抜粋 >>

______________________________

マンダムに聞くサステナビリティ 後編|K-CEP参加企業インタビュー

地球環境を持続可能にし、限られた資源を未来に還すためには、より高度な資源循環の技術と仕組みを構築することが必要です。
本インタビューでは、九州サーキュラー・エコノミー・パートナーシップ(K-CEP)へ参画している企業にお話を伺い、サーキュラーエコノミーの構築をはじめとするこれまでのサステナビリティの取り組みや、K-CEP参画への意気込みなどを語っていただきます。第3回は、株式会社マンダム執行役員の松田哲明氏、ESG推進室の米田実氏と野﨑琢馬氏 にお話を伺いました。
(写真:左から米田実氏、松田哲明氏、野﨑琢馬氏)

前編はこちら

九州サーキュラー・エコノミー・パートナーシップとは?
サプライチェーンに連なる産官学民が連携し、それぞれの課題・強みを持ち寄り、暮らしと産業の持続可能性とサーキュラーエコノミー市場の創出を目指す新事業共創プラットフォームです。
K-CEPが手掛ける使用済みプラスチックボトル等の回収実証実験「MEGURU BOX プロジェクト」は、10社以上の日用品メーカーが連携する日本初の取り組みであり、サーキュラーエコノミーの実現に向けて、各社が互いに手を結びあって未来への扉を押し開こうとしています。

※現在は、2021年10月20日に旗揚げしたジャパン・サーキュラー・エコノミー・パートナーシップ(通称:J-CEP)のプロジェクトとして取り組んでおります。

______________________________

データ行 >>
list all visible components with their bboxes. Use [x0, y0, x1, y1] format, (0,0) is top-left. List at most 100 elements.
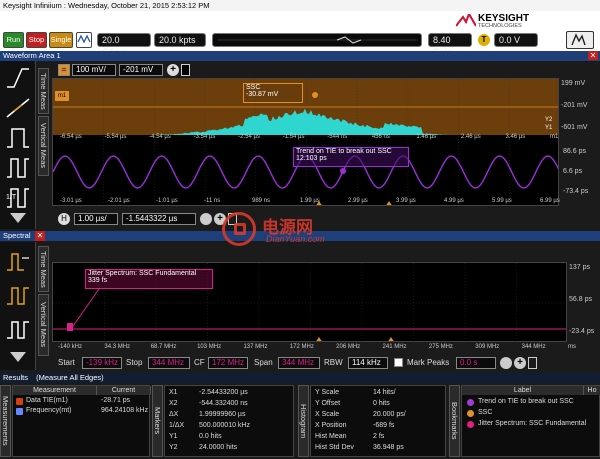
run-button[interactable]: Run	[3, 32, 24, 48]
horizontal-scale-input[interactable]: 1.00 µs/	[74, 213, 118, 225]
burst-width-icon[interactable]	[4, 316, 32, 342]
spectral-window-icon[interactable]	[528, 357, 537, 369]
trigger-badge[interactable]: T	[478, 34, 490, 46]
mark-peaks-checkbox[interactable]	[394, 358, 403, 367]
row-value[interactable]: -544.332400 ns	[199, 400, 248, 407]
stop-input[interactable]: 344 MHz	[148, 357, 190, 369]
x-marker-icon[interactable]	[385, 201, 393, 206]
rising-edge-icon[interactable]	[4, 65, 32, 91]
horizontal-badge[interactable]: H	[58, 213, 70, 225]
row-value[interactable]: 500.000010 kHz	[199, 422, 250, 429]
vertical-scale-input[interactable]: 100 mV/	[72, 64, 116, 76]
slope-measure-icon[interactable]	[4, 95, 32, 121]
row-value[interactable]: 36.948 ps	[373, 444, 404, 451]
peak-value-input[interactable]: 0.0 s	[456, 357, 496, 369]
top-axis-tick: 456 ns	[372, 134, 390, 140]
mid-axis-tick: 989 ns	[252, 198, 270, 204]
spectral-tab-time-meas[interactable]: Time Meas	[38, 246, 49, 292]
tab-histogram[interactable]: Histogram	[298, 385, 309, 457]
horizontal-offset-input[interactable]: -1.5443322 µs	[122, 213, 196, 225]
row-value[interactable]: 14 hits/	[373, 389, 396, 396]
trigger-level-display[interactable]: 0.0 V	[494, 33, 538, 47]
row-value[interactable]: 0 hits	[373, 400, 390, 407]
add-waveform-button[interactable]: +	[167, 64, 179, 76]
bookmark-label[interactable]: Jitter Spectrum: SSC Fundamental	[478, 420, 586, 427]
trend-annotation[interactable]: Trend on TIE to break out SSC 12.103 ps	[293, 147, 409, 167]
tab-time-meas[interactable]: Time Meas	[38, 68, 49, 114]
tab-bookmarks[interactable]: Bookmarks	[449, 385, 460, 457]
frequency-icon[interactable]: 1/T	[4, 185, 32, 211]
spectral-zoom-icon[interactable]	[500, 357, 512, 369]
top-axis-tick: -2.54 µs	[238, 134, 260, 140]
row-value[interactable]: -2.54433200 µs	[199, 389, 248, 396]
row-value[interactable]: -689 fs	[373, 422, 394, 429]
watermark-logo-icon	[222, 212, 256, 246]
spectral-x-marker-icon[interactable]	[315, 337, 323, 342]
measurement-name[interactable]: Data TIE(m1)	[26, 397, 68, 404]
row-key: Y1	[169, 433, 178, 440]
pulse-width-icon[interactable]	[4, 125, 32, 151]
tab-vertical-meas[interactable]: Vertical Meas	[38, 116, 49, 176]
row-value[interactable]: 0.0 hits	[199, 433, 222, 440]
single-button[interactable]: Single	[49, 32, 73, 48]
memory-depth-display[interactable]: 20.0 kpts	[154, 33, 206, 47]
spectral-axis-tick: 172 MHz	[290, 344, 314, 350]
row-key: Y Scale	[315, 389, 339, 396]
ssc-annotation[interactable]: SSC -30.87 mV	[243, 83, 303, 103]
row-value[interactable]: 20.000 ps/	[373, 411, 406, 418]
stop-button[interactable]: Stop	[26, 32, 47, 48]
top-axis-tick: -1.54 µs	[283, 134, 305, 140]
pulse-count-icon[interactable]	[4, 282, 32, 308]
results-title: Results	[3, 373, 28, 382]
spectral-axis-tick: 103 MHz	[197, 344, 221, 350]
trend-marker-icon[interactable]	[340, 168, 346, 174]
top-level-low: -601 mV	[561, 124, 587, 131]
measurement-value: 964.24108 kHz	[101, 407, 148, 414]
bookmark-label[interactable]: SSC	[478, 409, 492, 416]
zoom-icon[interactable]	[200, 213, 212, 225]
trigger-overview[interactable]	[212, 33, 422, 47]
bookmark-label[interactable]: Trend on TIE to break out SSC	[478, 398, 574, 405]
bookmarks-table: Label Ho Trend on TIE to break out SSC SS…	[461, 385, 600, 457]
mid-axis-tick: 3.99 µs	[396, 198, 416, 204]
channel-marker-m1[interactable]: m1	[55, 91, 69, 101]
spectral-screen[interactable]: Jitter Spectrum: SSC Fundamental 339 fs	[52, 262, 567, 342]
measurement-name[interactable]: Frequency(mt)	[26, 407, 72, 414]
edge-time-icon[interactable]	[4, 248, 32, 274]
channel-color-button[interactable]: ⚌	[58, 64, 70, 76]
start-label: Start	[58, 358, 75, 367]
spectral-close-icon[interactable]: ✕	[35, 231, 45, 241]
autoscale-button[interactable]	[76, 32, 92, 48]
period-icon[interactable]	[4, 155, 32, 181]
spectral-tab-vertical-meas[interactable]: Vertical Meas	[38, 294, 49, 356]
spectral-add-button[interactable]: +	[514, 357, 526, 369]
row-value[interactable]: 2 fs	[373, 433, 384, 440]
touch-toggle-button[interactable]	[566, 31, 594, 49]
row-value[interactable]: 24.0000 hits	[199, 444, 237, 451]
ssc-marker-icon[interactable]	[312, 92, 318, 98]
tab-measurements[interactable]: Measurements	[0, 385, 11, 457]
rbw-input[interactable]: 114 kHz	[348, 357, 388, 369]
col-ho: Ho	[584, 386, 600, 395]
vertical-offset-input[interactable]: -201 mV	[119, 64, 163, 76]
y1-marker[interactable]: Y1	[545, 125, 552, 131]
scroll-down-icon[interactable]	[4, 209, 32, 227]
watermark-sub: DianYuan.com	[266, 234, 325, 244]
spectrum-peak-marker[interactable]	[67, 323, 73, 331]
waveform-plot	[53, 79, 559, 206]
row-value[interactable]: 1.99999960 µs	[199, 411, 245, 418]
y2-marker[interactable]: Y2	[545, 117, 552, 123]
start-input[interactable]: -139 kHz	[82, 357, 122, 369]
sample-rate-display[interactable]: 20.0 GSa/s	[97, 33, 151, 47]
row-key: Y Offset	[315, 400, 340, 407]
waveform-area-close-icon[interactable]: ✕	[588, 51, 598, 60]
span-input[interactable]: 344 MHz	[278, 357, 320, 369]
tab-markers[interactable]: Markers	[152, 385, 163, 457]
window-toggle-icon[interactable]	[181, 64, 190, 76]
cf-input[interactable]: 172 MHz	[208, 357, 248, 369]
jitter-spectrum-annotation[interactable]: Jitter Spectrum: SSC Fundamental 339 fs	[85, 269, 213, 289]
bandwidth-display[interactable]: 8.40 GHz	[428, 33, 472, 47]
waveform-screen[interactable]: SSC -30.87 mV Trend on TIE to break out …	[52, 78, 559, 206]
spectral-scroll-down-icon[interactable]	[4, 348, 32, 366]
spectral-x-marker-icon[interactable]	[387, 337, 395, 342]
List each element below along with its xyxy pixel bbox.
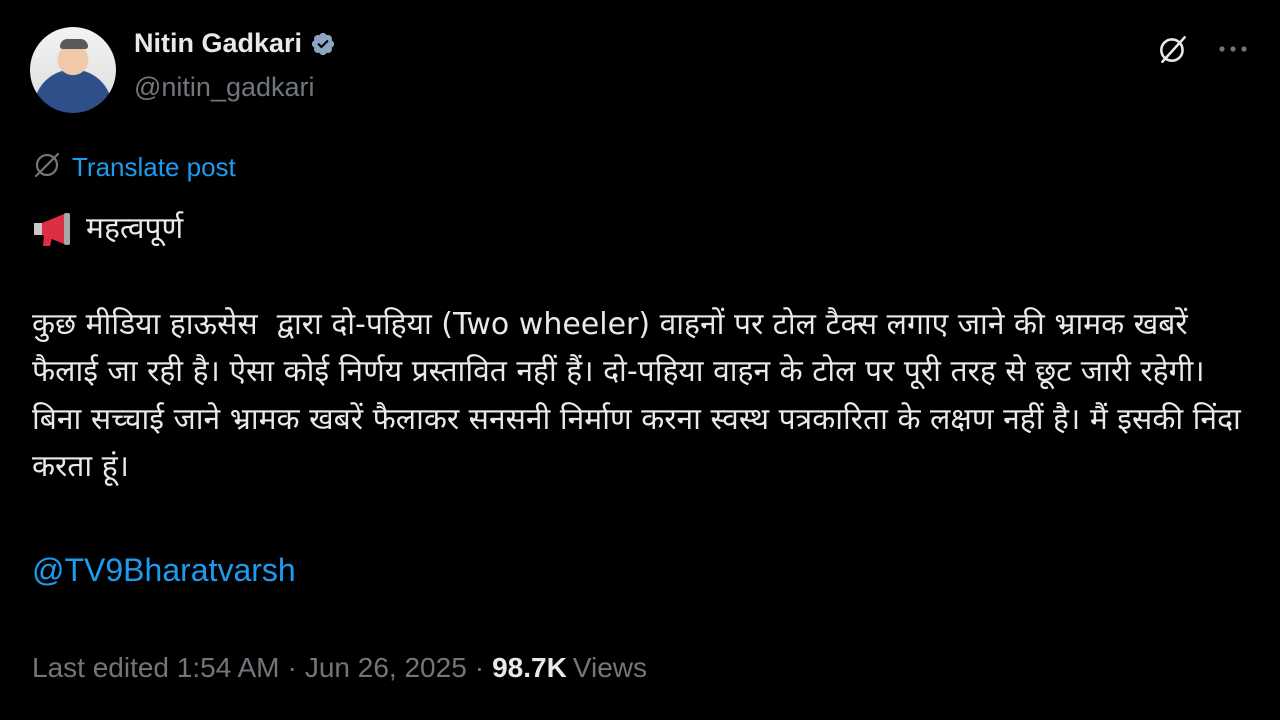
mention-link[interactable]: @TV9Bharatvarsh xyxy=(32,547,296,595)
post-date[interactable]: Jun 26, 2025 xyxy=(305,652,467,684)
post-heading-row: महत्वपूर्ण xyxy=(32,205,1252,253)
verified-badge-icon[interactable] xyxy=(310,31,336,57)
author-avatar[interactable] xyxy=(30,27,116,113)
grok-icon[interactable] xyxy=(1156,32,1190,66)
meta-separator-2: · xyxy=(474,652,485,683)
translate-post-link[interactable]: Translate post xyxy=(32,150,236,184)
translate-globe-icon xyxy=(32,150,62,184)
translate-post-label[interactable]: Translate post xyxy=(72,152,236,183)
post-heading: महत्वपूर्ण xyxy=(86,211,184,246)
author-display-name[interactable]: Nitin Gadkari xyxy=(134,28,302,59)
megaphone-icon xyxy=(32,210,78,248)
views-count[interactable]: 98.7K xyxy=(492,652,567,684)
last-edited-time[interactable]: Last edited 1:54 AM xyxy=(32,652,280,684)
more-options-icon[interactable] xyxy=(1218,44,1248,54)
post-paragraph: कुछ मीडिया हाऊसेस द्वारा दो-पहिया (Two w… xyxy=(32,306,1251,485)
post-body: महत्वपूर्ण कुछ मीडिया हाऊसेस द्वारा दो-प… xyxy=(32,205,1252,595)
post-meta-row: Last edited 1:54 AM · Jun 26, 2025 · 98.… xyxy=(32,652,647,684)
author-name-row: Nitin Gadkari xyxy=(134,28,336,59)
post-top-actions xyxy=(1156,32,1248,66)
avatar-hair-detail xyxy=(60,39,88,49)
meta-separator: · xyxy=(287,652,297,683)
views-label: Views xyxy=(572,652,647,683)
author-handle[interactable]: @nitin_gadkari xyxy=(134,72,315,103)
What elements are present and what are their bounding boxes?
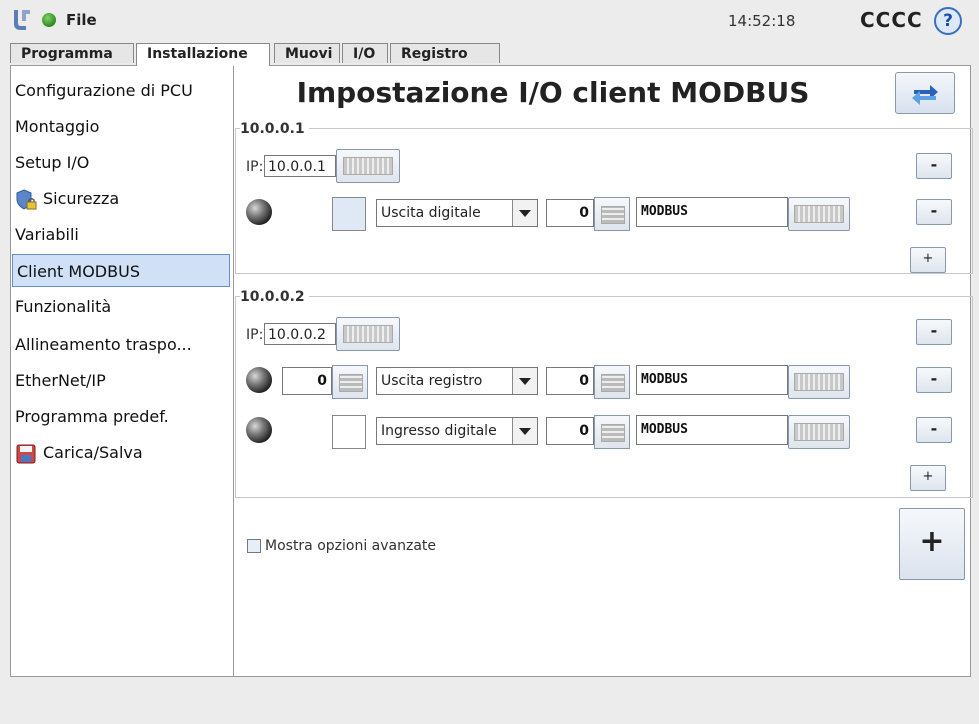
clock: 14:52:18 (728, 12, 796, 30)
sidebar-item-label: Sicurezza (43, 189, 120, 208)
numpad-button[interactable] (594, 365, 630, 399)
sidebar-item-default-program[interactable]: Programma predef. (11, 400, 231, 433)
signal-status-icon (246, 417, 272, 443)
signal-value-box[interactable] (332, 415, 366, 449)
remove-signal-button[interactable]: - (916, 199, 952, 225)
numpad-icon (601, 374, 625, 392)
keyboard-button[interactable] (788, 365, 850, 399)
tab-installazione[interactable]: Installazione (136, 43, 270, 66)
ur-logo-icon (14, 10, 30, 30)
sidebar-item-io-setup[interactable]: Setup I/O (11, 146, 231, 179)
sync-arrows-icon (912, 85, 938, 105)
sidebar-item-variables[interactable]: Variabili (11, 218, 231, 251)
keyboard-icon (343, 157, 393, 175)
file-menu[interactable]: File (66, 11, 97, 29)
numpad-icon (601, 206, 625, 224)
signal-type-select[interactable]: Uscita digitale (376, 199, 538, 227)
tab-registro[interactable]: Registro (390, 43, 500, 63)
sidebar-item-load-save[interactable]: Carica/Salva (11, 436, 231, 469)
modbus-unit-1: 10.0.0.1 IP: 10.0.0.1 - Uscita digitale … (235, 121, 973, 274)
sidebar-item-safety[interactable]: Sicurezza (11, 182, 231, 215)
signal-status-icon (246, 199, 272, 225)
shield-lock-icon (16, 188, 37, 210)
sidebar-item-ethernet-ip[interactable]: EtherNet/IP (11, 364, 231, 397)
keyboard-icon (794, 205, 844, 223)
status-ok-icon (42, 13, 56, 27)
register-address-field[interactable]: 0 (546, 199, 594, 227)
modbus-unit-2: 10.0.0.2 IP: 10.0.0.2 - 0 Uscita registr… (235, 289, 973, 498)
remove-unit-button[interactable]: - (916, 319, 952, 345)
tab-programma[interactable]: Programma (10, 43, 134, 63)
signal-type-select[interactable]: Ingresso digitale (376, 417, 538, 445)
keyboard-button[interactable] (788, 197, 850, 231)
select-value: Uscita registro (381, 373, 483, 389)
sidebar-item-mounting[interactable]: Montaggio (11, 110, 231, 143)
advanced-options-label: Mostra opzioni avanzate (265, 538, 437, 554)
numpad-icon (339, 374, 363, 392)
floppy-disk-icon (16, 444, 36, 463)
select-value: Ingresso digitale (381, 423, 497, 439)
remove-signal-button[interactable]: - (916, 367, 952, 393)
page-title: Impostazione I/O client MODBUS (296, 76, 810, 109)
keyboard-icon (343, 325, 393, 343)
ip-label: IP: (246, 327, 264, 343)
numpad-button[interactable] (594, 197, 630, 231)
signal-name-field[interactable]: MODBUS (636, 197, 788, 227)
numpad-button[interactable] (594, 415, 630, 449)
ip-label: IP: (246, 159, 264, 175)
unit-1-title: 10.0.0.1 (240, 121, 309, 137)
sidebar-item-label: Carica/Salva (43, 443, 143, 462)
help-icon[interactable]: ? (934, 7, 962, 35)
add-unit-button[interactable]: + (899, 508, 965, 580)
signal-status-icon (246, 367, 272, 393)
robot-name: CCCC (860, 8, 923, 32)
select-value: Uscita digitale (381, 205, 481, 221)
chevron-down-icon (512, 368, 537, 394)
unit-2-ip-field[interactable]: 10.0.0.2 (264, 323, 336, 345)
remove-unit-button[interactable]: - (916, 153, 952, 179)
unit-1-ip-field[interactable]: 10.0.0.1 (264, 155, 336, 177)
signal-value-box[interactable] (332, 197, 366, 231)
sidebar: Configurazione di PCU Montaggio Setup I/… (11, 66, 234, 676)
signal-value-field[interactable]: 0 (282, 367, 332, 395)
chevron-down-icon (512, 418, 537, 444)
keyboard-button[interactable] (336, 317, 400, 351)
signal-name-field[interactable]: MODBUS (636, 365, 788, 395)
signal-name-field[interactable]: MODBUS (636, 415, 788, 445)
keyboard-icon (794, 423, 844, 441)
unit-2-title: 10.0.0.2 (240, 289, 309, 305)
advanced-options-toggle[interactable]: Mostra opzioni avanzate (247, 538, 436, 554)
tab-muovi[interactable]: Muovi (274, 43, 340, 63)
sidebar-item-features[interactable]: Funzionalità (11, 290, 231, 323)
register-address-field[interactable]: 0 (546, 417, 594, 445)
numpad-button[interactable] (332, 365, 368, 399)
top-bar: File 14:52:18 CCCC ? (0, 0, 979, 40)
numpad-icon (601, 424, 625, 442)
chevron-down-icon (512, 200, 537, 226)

______________________________

作業指示 >>
A - 抜粋でお話を伺った相手として名前が挙がっているのは誰ですか?全員挙げてください。
B - 抜粋のうち、「九州サーキュラー・エコノミー・パートナーシップとは?」で始まり「トとして取り組んでおります。」まで続く部分を、一字一句違えずに打ち直してください。
C - 抜粋によると、「MEGURU BOX プロジェクト」では何社以上の日用品メーカーが連携していますか?
一覧は抜粋とは別個の資料です。

回答 >>
A - 松田哲明氏、米田実氏、野﨑琢馬氏

B -
九州サーキュラー・エコノミー・パートナーシップとは?
サプライチェーンに連なる産官学民が連携し、それぞれの課題・強みを持ち寄り、暮らしと産業の持続可能性とサーキュラーエコノミー市場の創出を目指す新事業共創プラットフォームです。
K-CEPが手掛ける使用済みプラスチックボトル等の回収実証実験「MEGURU BOX プロジェクト」は、10社以上の日用品メーカーが連携する日本初の取り組みであり、サーキュラーエコノミーの実現に向けて、各社が互いに手を結びあって未来への扉を押し開こうとしています。

※現在は、2021年10月20日に旗揚げしたジャパン・サーキュラー・エコノミー・パートナーシップ(通称:J-CEP)のプロジェクトとして取り組んでおります。

C - 10社以上です。